→ **Extracts from a graphics dataset**
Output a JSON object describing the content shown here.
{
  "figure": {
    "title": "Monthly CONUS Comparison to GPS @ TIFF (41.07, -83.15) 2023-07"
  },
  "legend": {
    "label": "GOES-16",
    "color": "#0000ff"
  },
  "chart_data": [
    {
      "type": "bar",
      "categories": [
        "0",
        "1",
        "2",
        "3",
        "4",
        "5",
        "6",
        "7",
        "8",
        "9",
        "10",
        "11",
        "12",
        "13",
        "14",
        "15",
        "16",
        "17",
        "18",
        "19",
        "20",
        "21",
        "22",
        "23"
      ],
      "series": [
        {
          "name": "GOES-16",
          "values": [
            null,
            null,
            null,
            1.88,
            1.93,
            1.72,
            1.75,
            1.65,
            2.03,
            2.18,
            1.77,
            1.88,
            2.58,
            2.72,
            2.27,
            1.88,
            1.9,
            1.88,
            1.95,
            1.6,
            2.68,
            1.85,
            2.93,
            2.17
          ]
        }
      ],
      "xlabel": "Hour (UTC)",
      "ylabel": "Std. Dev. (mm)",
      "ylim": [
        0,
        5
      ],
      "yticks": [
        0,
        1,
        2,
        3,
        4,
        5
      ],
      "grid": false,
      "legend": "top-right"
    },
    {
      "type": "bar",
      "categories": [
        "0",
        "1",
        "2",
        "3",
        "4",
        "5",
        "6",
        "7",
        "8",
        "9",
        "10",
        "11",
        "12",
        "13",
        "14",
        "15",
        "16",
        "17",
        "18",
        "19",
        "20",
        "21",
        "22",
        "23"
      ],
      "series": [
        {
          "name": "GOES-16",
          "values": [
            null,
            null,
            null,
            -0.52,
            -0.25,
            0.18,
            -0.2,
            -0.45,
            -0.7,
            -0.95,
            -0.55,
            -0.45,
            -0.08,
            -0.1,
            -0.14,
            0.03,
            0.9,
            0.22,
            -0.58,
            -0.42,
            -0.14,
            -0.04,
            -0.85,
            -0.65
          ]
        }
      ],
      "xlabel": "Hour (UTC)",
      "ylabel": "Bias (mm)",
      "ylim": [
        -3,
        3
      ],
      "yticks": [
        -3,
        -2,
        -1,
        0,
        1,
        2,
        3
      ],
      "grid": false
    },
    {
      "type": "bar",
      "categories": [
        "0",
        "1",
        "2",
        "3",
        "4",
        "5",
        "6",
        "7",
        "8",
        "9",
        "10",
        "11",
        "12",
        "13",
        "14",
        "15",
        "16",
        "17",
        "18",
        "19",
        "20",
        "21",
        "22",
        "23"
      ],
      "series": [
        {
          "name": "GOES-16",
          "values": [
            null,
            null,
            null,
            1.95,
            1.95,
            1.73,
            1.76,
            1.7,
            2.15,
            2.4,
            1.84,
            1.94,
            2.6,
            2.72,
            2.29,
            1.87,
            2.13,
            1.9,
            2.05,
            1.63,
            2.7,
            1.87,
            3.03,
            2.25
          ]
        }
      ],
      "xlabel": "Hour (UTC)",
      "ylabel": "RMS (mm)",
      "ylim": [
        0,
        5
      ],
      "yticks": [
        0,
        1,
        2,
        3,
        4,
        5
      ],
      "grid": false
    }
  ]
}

→ **PROBLEM STATEMENT**
Repeat the lines above exactly.

→ **SOLUTION TO THIS PROBLEM**
Output a JSON object describing the content shown here.
{
  "figure": {
    "title": "Monthly CONUS Comparison to GPS @ TIFF (41.07, -83.15) 2023-07"
  },
  "legend": {
    "label": "GOES-16",
    "color": "#0000ff"
  },
  "chart_data": [
    {
      "type": "bar",
      "categories": [
        "0",
        "1",
        "2",
        "3",
        "4",
        "5",
        "6",
        "7",
        "8",
        "9",
        "10",
        "11",
        "12",
        "13",
        "14",
        "15",
        "16",
        "17",
        "18",
        "19",
        "20",
        "21",
        "22",
        "23"
      ],
      "series": [
        {
          "name": "GOES-16",
          "values": [
            null,
            null,
            null,
            1.88,
            1.93,
            1.72,
            1.75,
            1.65,
            2.03,
            2.18,
            1.77,
            1.88,
            2.58,
            2.72,
            2.27,
            1.88,
            1.9,
            1.88,
            1.95,
            1.6,
            2.68,
            1.85,
            2.93,
            2.17
          ]
        }
      ],
      "xlabel": "Hour (UTC)",
      "ylabel": "Std. Dev. (mm)",
      "ylim": [
        0,
        5
      ],
      "yticks": [
        0,
        1,
        2,
        3,
        4,
        5
      ],
      "grid": false,
      "legend": "top-right"
    },
    {
      "type": "bar",
      "categories": [
        "0",
        "1",
        "2",
        "3",
        "4",
        "5",
        "6",
        "7",
        "8",
        "9",
        "10",
        "11",
        "12",
        "13",
        "14",
        "15",
        "16",
        "17",
        "18",
        "19",
        "20",
        "21",
        "22",
        "23"
      ],
      "series": [
        {
          "name": "GOES-16",
          "values": [
            null,
            null,
            null,
            -0.52,
            -0.25,
            0.18,
            -0.2,
            -0.45,
            -0.7,
            -0.95,
            -0.55,
            -0.45,
            -0.08,
            -0.1,
            -0.14,
            0.03,
            0.9,
            0.22,
            -0.58,
            -0.42,
            -0.14,
            -0.04,
            -0.85,
            -0.65
          ]
        }
      ],
      "xlabel": "Hour (UTC)",
      "ylabel": "Bias (mm)",
      "ylim": [
        -3,
        3
      ],
      "yticks": [
        -3,
        -2,
        -1,
        0,
        1,
        2,
        3
      ],
      "grid": false
    },
    {
      "type": "bar",
      "categories": [
        "0",
        "1",
        "2",
        "3",
        "4",
        "5",
        "6",
        "7",
        "8",
        "9",
        "10",
        "11",
        "12",
        "13",
        "14",
        "15",
        "16",
        "17",
        "18",
        "19",
        "20",
        "21",
        "22",
        "23"
      ],
      "series": [
        {
          "name": "GOES-16",
          "values": [
            null,
            null,
            null,
            1.95,
            1.95,
            1.73,
            1.76,
            1.7,
            2.15,
            2.4,
            1.84,
            1.94,
            2.6,
            2.72,
            2.29,
            1.87,
            2.13,
            1.9,
            2.05,
            1.63,
            2.7,
            1.87,
            3.03,
            2.25
          ]
        }
      ],
      "xlabel": "Hour (UTC)",
      "ylabel": "RMS (mm)",
      "ylim": [
        0,
        5
      ],
      "yticks": [
        0,
        1,
        2,
        3,
        4,
        5
      ],
      "grid": false
    }
  ]
}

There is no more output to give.